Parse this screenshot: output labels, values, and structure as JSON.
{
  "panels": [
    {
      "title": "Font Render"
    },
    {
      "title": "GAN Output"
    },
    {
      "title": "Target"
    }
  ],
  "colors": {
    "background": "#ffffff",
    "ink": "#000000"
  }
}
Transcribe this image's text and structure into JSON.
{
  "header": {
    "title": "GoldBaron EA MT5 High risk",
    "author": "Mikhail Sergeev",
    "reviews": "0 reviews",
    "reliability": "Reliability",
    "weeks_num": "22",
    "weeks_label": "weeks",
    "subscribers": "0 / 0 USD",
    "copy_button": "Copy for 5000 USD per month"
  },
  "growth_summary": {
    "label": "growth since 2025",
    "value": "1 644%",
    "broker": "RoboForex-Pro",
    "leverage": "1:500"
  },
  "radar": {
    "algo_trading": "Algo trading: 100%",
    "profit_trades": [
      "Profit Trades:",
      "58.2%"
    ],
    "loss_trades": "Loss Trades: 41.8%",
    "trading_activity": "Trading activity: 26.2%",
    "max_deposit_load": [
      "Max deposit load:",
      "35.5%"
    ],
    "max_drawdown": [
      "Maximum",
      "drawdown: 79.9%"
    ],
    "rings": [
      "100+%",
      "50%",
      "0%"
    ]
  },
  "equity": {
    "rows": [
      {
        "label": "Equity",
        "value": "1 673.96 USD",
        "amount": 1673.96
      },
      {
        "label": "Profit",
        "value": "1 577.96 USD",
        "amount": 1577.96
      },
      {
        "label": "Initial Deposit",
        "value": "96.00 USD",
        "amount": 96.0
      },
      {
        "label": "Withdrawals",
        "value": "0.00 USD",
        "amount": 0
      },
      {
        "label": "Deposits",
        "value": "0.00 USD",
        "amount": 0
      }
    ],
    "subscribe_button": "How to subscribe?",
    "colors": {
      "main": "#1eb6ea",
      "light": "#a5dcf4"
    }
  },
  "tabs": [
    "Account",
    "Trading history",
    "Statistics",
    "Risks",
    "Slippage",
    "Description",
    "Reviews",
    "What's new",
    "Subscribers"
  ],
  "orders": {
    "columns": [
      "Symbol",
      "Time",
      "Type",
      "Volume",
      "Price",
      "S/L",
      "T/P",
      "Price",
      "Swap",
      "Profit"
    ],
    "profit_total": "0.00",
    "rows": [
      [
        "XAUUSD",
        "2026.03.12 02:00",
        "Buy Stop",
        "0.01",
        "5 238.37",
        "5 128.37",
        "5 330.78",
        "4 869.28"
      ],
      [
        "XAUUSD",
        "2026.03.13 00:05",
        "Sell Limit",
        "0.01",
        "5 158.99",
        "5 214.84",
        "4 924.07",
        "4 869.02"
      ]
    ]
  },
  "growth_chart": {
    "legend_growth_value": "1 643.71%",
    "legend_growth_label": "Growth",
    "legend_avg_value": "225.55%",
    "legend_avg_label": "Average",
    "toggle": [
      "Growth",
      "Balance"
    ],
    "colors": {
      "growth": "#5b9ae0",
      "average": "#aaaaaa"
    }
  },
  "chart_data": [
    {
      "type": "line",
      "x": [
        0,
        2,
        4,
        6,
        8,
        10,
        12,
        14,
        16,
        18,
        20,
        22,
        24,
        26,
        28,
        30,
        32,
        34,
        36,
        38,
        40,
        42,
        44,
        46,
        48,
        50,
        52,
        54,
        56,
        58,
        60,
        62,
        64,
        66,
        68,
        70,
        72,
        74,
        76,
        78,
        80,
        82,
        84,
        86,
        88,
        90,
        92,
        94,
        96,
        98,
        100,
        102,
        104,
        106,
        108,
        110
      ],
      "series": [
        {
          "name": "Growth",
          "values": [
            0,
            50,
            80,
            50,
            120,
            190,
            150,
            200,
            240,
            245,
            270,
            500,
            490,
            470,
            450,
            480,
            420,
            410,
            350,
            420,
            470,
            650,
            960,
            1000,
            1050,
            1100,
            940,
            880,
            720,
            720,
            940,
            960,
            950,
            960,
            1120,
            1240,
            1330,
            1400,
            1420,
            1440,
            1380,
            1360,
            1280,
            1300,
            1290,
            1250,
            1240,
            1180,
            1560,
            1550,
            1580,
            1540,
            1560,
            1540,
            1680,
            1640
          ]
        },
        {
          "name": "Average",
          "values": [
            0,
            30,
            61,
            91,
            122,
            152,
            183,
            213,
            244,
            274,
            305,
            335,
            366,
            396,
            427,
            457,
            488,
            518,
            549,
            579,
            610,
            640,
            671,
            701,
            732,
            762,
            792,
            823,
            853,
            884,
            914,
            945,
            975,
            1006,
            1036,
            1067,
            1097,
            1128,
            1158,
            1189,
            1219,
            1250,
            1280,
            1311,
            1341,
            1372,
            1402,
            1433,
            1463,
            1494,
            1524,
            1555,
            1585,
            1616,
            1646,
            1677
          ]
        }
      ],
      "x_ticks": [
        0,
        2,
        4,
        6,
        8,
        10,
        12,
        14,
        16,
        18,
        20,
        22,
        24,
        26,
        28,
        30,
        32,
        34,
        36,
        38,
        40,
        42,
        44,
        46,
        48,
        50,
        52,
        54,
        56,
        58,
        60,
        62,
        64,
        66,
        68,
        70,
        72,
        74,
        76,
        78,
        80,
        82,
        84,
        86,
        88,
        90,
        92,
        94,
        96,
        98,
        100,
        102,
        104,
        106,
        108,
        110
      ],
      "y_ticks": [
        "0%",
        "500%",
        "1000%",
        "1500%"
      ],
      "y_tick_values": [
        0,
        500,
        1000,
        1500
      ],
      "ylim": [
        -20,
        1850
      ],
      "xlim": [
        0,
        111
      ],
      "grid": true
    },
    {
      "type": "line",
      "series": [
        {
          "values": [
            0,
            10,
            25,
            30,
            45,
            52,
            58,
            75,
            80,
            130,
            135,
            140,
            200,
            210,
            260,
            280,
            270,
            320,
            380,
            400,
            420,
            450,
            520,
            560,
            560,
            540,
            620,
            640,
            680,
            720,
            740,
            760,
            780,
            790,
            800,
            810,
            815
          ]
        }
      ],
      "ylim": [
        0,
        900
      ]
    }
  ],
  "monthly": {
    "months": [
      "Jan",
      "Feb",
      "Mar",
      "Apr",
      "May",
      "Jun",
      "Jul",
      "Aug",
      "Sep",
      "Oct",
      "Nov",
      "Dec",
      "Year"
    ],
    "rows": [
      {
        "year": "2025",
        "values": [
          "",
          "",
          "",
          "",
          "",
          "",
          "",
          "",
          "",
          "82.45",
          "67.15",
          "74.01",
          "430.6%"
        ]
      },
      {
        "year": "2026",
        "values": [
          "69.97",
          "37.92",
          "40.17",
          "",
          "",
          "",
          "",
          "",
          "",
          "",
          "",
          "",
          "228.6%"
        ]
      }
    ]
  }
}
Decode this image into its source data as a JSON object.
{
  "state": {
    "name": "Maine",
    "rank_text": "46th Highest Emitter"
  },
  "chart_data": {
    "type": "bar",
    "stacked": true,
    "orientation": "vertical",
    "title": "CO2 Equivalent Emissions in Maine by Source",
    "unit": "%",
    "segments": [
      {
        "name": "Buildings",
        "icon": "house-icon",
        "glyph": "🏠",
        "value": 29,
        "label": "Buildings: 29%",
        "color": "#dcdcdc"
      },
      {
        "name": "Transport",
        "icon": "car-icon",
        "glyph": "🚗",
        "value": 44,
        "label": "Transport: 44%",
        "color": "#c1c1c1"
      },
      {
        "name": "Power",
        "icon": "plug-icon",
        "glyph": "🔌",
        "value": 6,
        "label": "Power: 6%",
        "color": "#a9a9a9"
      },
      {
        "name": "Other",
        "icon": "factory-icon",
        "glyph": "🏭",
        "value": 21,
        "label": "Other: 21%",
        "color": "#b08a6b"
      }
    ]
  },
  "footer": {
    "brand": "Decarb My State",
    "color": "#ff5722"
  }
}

To be done:
Return exactly the lines of the data, and only those, from the line with "Decode this image" through the last line, inclusive.

Exercise response:
Decode this image into its source data as a JSON object.
{
  "state": {
    "name": "Maine",
    "rank_text": "46th Highest Emitter"
  },
  "chart_data": {
    "type": "bar",
    "stacked": true,
    "orientation": "vertical",
    "title": "CO2 Equivalent Emissions in Maine by Source",
    "unit": "%",
    "segments": [
      {
        "name": "Buildings",
        "icon": "house-icon",
        "glyph": "🏠",
        "value": 29,
        "label": "Buildings: 29%",
        "color": "#dcdcdc"
      },
      {
        "name": "Transport",
        "icon": "car-icon",
        "glyph": "🚗",
        "value": 44,
        "label": "Transport: 44%",
        "color": "#c1c1c1"
      },
      {
        "name": "Power",
        "icon": "plug-icon",
        "glyph": "🔌",
        "value": 6,
        "label": "Power: 6%",
        "color": "#a9a9a9"
      },
      {
        "name": "Other",
        "icon": "factory-icon",
        "glyph": "🏭",
        "value": 21,
        "label": "Other: 21%",
        "color": "#b08a6b"
      }
    ]
  },
  "footer": {
    "brand": "Decarb My State",
    "color": "#ff5722"
  }
}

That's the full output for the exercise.